### DATA TO PROCESS
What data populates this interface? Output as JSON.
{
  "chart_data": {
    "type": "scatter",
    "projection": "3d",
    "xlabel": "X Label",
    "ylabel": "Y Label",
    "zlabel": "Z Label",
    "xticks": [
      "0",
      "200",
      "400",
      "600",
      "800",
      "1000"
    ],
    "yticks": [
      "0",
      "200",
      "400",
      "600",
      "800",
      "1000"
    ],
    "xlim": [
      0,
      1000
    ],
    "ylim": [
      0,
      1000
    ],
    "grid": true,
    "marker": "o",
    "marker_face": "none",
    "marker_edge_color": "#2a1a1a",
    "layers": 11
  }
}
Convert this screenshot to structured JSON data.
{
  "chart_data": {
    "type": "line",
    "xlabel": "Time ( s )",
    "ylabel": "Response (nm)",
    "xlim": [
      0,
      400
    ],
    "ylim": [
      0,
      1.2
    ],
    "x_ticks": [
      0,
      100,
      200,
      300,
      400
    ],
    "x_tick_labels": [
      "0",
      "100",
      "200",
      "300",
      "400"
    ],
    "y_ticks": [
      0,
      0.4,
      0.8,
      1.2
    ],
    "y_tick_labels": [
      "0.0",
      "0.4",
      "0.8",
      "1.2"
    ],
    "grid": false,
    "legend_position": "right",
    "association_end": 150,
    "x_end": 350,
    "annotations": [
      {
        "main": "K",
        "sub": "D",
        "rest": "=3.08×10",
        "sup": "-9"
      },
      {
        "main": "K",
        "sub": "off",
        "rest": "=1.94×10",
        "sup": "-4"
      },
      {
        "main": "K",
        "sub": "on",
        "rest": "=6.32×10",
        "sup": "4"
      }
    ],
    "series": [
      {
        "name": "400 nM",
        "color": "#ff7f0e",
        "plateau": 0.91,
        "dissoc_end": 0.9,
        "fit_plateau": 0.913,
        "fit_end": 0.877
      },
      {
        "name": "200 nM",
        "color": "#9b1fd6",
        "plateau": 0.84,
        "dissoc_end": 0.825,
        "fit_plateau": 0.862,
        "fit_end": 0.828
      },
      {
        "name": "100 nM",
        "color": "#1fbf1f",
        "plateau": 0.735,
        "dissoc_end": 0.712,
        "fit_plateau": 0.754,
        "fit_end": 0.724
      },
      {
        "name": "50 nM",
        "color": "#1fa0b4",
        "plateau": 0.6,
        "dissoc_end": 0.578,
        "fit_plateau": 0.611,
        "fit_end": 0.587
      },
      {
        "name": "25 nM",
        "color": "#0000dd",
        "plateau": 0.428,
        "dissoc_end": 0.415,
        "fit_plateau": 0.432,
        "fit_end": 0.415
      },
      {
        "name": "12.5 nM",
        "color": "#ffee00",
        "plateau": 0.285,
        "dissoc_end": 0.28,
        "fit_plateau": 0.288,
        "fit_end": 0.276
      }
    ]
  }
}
######
### DATA TO PROCESS
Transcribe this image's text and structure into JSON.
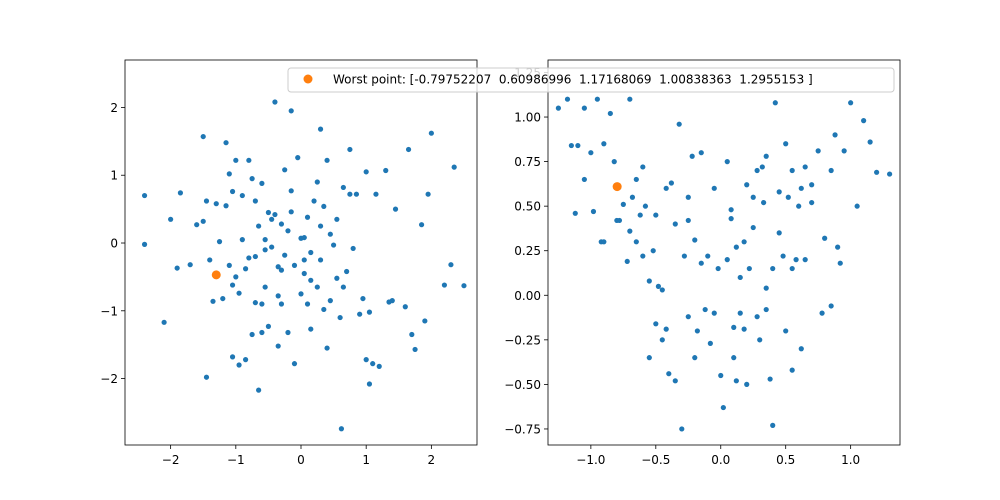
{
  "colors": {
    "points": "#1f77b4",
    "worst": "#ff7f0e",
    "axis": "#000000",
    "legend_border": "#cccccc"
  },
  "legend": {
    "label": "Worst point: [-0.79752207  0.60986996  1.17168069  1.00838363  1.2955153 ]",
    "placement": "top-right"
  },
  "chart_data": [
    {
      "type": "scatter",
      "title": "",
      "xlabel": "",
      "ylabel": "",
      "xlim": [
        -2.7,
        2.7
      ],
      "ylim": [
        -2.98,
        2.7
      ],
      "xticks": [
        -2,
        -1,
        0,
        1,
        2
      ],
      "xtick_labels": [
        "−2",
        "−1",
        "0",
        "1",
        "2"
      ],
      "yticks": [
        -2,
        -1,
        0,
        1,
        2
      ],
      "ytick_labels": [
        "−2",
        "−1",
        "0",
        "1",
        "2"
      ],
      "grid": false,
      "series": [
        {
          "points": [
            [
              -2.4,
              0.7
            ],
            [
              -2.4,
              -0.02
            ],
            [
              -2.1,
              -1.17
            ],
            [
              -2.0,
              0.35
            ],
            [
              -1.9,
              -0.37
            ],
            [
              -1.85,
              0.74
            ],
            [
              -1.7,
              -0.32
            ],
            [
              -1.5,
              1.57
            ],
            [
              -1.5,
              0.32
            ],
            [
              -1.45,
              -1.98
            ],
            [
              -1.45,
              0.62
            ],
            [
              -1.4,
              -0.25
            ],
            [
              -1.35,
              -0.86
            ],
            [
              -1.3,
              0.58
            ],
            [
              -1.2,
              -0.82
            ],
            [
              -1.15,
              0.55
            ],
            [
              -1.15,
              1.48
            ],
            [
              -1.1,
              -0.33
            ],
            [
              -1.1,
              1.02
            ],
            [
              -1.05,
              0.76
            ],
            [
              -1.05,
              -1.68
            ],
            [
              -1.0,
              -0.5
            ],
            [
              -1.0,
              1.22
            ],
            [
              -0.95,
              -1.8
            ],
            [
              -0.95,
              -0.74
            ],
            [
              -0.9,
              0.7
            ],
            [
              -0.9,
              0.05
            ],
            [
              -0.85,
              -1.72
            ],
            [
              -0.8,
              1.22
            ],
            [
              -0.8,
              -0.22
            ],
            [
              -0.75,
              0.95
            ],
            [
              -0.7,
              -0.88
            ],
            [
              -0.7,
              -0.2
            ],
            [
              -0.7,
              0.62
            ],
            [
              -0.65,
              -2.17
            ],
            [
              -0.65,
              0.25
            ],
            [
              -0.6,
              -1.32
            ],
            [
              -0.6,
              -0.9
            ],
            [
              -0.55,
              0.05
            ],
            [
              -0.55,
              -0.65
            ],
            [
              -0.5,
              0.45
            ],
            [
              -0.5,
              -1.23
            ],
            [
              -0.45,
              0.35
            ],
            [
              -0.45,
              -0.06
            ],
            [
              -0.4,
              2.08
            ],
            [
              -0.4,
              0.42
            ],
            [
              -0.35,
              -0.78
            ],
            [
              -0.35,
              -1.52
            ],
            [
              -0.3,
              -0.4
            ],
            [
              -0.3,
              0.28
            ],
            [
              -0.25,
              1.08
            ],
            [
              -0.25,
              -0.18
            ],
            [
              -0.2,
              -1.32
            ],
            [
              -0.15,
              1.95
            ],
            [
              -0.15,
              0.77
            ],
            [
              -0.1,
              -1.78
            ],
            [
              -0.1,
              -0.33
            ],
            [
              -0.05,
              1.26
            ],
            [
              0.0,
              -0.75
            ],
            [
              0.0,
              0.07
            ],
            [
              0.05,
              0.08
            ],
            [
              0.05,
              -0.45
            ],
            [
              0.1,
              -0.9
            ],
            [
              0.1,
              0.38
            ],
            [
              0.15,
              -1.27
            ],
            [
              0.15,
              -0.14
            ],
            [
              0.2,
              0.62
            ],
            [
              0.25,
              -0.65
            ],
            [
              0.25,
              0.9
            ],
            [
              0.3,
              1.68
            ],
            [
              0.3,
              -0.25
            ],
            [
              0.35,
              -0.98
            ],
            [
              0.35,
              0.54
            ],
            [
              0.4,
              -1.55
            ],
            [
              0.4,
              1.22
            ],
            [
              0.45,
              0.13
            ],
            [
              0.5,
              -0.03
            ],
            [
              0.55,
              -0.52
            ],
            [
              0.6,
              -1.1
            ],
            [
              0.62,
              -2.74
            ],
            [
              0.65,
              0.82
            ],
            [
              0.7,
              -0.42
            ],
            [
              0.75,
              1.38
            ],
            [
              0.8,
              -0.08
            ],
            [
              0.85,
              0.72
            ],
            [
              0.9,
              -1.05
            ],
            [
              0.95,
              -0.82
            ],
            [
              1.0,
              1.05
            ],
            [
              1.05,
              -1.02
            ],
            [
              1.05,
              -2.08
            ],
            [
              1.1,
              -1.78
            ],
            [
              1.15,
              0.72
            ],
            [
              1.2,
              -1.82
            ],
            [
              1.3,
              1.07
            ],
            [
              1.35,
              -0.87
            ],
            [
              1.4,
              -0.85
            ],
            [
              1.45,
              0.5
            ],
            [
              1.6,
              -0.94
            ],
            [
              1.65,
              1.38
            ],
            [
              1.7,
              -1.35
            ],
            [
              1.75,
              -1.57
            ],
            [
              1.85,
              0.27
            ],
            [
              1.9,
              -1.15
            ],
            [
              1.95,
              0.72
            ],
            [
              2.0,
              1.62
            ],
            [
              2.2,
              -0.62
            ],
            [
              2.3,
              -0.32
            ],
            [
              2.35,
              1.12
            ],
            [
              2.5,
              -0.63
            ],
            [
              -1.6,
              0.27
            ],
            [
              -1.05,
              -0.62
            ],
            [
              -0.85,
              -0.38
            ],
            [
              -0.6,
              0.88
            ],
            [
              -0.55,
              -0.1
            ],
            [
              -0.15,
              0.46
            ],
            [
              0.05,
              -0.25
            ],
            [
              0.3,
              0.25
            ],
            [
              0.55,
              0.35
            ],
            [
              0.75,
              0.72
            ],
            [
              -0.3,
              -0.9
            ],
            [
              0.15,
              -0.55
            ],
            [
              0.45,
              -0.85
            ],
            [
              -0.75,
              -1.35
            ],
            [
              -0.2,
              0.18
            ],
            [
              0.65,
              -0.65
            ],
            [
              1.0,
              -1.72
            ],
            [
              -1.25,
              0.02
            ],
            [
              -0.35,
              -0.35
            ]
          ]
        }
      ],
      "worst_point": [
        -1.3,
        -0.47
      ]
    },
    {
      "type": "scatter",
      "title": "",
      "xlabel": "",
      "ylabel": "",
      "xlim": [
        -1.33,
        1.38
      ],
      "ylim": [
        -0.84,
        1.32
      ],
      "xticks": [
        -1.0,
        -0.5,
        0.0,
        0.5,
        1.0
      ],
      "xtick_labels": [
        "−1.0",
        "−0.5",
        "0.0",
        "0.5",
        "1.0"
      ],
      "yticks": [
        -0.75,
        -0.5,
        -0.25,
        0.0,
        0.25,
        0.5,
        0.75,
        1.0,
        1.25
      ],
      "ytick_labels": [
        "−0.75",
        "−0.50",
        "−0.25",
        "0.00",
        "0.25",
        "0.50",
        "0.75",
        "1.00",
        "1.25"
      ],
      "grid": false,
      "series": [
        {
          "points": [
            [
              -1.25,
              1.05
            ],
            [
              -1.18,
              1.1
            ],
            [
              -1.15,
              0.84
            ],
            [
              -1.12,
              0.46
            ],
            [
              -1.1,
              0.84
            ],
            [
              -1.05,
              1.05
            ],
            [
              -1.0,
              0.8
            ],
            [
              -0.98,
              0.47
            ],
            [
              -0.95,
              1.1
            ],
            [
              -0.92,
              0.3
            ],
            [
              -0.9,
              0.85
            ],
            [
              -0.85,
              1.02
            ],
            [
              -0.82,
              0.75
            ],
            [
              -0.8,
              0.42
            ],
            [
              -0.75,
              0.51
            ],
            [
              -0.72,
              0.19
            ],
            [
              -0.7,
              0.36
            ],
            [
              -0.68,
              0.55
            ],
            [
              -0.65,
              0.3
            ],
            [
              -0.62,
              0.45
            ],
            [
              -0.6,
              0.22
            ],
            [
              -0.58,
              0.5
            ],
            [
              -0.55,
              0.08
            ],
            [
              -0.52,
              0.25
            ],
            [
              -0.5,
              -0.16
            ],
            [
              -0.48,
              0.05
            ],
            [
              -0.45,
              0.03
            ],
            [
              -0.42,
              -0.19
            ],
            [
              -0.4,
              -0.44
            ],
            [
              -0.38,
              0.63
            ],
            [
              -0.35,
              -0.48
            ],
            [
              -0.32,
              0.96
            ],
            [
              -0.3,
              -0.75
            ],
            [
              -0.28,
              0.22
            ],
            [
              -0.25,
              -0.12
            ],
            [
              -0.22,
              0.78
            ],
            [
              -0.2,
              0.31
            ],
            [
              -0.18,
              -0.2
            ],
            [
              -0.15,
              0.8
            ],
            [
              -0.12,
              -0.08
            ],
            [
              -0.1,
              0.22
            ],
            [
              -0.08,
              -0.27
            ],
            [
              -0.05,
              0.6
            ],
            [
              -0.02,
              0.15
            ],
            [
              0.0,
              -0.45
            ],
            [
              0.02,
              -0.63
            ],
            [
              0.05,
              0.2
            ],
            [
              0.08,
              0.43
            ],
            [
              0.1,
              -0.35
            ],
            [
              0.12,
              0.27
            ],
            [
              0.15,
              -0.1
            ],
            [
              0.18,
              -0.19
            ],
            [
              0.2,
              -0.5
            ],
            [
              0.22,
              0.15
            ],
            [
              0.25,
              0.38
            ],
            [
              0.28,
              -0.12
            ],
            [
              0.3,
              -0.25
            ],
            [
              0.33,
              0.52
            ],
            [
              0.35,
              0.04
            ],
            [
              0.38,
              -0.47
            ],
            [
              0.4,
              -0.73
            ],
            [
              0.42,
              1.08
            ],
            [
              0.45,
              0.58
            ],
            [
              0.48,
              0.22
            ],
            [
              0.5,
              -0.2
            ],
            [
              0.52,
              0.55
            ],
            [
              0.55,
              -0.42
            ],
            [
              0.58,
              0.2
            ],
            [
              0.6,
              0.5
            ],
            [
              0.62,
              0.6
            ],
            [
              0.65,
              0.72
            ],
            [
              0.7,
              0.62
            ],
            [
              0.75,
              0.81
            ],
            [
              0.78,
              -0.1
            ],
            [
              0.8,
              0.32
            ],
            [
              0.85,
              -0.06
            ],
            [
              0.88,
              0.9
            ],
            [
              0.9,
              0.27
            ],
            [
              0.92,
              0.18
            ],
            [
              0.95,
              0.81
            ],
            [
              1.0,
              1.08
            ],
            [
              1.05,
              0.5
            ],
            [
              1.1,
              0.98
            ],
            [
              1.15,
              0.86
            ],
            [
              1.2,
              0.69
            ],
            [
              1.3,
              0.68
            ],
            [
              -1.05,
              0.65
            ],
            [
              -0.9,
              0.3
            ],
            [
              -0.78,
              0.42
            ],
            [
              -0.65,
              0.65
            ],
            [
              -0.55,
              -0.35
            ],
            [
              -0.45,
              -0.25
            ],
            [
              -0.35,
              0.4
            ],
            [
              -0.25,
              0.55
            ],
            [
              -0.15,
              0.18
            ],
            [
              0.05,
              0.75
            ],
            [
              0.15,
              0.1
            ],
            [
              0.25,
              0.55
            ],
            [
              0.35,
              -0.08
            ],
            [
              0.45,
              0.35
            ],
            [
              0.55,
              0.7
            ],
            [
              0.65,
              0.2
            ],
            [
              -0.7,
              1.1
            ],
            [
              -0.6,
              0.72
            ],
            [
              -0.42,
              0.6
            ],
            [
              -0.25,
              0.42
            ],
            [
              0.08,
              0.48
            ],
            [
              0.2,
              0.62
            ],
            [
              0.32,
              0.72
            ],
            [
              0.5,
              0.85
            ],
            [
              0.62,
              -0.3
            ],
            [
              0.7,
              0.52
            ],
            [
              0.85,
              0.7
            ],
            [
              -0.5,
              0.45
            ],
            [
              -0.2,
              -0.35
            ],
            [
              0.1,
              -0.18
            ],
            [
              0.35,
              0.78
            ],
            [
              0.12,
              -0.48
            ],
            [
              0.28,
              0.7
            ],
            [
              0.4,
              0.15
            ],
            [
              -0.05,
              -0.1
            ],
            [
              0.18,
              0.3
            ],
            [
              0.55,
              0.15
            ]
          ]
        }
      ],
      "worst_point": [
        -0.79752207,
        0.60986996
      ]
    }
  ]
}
######
### DATA TO PROCESS
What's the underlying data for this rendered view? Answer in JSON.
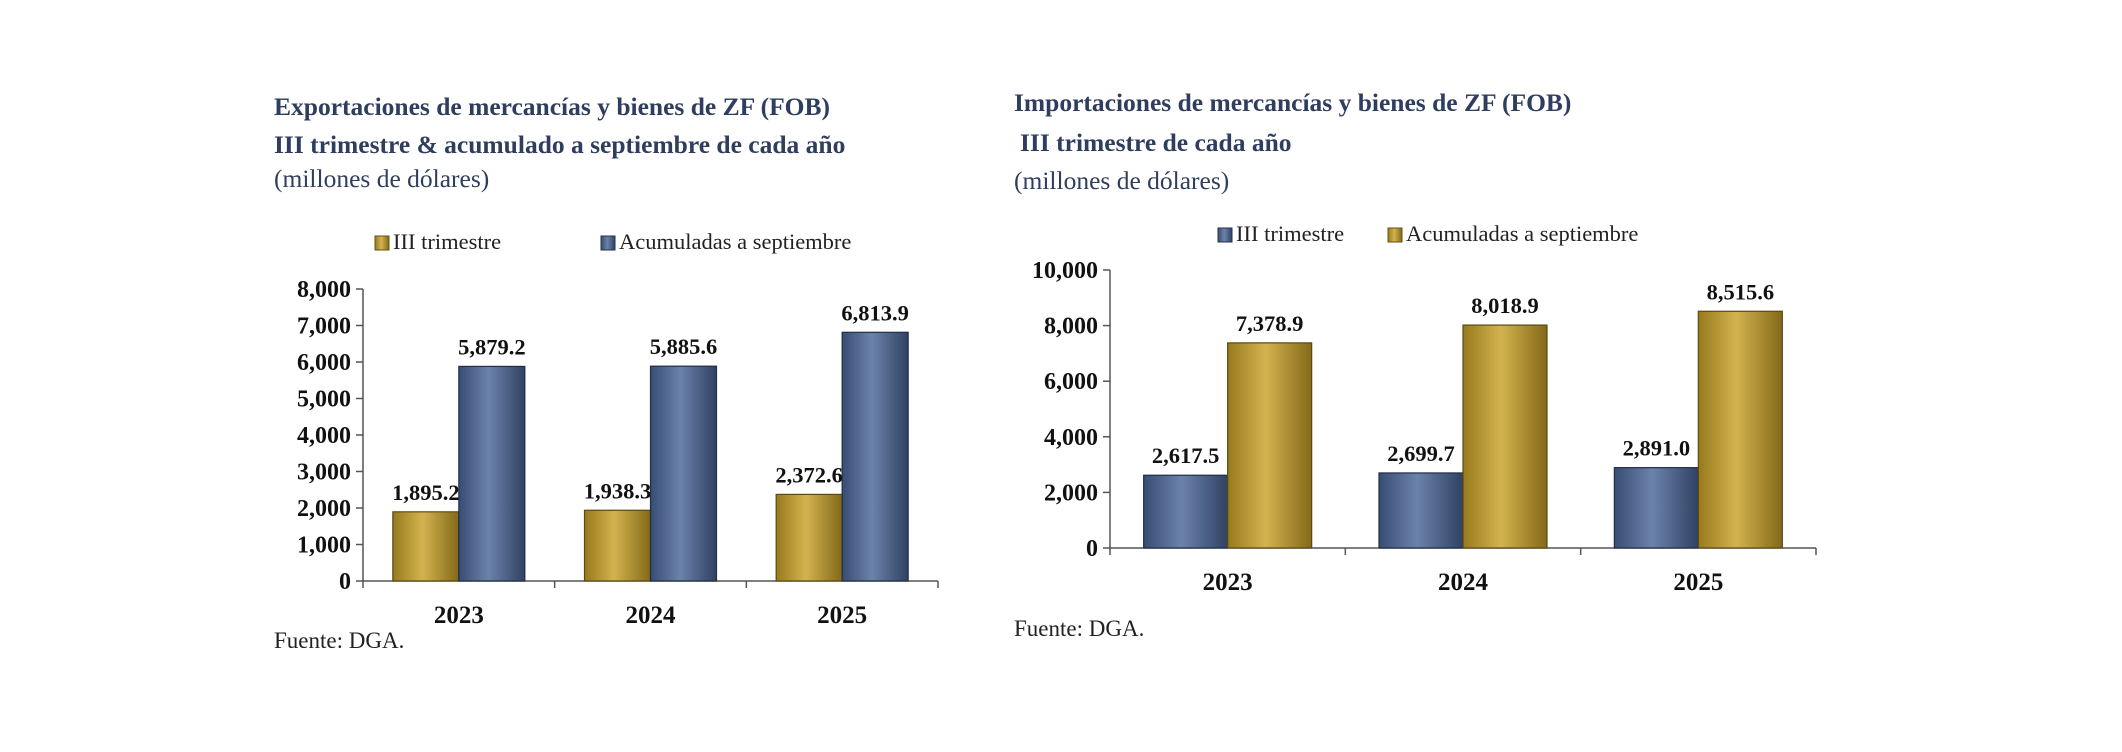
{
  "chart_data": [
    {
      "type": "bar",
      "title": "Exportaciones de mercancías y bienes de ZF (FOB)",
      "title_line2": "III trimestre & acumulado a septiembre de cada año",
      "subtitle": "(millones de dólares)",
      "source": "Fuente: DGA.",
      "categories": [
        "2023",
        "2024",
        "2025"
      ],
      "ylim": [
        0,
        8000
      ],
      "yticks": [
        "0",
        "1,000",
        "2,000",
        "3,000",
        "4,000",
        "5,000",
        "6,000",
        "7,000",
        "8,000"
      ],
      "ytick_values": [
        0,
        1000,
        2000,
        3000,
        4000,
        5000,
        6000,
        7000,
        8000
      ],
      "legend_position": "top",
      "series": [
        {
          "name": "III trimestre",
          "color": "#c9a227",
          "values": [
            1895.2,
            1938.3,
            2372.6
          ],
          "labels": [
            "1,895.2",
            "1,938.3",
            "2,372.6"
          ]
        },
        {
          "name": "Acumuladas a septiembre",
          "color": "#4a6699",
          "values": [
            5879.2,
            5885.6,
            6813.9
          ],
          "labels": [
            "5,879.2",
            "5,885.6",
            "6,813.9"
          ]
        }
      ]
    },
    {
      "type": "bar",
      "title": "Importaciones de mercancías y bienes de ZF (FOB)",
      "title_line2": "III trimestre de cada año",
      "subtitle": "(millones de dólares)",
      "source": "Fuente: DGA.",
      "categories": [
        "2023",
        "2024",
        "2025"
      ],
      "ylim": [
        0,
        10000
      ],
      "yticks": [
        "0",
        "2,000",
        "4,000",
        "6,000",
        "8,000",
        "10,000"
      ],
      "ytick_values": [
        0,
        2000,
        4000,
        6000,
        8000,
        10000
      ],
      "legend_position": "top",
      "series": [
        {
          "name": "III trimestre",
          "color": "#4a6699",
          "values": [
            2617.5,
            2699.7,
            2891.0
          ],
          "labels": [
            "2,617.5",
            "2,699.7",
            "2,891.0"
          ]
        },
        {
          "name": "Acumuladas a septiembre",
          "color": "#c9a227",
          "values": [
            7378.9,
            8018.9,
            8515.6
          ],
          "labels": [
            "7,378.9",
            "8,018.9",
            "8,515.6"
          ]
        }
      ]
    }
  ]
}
######
• WHAT THE EXERCISE ASKS:
In the material above, find each line that contains the word "mercancías", and select it.

• EXERCISE ANSWER:
      "title": "Exportaciones de mercancías y bienes de ZF (FOB)",
      "title": "Importaciones de mercancías y bienes de ZF (FOB)",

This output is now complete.